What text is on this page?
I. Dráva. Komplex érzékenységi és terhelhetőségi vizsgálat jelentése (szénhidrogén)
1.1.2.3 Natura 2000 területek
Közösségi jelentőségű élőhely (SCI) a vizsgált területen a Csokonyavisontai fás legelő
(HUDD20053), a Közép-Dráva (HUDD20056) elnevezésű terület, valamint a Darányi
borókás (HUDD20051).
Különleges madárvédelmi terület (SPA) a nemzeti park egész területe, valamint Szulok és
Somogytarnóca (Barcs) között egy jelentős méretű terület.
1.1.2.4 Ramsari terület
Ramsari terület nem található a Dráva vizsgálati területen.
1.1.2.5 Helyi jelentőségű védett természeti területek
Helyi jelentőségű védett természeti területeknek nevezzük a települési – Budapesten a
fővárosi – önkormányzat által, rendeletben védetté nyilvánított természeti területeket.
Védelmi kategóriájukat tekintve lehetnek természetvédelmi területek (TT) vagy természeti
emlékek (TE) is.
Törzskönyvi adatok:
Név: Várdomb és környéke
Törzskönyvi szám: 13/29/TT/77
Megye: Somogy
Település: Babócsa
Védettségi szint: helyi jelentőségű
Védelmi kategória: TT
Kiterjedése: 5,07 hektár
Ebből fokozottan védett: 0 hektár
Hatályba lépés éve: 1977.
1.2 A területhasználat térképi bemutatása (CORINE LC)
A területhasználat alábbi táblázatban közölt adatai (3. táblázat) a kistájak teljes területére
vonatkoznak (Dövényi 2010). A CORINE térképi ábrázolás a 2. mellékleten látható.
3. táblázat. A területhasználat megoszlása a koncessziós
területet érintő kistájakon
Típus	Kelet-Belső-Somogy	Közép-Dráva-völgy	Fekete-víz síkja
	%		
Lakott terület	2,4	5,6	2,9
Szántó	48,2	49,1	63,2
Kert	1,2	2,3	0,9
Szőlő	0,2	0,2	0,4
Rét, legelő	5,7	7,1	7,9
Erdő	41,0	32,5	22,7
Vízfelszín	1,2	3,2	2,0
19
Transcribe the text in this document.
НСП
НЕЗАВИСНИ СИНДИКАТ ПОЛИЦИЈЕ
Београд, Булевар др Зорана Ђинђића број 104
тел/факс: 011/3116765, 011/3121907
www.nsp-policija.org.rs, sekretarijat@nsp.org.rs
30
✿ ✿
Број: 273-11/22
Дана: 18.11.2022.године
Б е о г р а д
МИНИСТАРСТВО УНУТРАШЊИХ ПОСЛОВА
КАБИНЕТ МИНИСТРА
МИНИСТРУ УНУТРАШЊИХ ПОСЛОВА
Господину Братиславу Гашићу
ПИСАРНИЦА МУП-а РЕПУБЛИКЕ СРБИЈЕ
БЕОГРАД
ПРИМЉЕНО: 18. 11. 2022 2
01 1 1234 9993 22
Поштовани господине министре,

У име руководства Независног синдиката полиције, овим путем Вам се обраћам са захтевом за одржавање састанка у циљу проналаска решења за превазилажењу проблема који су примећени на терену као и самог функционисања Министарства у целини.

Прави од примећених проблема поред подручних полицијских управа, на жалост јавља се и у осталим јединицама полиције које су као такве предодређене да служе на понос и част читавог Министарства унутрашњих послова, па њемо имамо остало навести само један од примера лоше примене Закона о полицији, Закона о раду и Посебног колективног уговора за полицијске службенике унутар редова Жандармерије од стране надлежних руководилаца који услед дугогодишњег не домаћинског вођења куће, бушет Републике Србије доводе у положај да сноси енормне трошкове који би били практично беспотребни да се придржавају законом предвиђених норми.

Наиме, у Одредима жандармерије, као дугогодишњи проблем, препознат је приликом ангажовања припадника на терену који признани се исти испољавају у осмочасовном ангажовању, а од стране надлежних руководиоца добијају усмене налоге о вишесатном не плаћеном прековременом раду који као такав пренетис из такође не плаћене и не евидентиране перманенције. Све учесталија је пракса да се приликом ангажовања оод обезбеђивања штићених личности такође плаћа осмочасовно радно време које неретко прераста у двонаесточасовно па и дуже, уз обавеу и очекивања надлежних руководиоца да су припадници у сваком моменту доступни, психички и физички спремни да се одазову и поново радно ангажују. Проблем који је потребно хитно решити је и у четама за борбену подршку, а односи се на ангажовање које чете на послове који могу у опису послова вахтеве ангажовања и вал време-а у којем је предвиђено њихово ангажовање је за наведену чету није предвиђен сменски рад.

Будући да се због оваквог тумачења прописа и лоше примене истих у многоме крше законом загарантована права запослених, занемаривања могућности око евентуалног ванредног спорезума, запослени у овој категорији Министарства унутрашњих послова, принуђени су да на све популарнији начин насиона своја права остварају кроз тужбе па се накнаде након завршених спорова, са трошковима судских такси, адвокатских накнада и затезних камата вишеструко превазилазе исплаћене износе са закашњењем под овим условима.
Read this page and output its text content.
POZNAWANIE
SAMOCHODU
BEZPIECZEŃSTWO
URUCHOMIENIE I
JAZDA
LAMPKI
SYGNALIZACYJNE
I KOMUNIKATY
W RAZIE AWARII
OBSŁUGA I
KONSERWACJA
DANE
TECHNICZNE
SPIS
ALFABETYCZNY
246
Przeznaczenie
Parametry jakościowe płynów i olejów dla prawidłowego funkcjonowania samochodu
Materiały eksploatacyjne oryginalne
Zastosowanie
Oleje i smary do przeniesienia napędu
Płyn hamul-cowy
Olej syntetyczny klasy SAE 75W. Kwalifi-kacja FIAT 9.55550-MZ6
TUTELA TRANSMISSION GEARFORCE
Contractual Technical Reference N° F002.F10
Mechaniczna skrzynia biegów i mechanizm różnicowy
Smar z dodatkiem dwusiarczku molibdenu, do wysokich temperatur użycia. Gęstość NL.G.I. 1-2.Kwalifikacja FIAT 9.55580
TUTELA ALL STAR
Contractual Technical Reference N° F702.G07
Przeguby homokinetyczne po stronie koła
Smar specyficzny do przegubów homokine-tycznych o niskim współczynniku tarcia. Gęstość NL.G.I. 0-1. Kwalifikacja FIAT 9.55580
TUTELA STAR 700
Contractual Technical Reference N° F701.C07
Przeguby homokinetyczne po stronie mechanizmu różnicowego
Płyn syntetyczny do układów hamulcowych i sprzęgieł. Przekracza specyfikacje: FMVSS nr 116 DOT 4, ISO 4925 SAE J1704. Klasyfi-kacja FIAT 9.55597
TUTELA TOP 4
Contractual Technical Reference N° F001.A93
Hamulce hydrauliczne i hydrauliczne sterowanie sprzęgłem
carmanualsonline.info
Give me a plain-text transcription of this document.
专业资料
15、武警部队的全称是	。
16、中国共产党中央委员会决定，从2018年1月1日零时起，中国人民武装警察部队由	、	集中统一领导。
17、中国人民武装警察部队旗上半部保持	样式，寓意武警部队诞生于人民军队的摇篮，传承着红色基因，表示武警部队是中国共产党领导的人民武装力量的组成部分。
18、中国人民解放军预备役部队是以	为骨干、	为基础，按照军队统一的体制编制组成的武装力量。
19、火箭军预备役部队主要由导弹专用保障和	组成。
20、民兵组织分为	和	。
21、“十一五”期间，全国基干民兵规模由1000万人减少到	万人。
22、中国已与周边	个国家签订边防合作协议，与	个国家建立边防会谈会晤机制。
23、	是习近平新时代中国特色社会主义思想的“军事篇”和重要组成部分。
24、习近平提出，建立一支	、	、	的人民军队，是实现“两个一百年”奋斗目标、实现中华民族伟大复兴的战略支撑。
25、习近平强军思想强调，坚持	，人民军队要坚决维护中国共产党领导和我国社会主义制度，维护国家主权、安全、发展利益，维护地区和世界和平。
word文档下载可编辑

------

## GOAL OF THE EXERCISE
Pull out all lines containing "document".

## ANSWER FOR THE TASK
Transcribe the text in this document.
Give me a plain-text transcription of this document.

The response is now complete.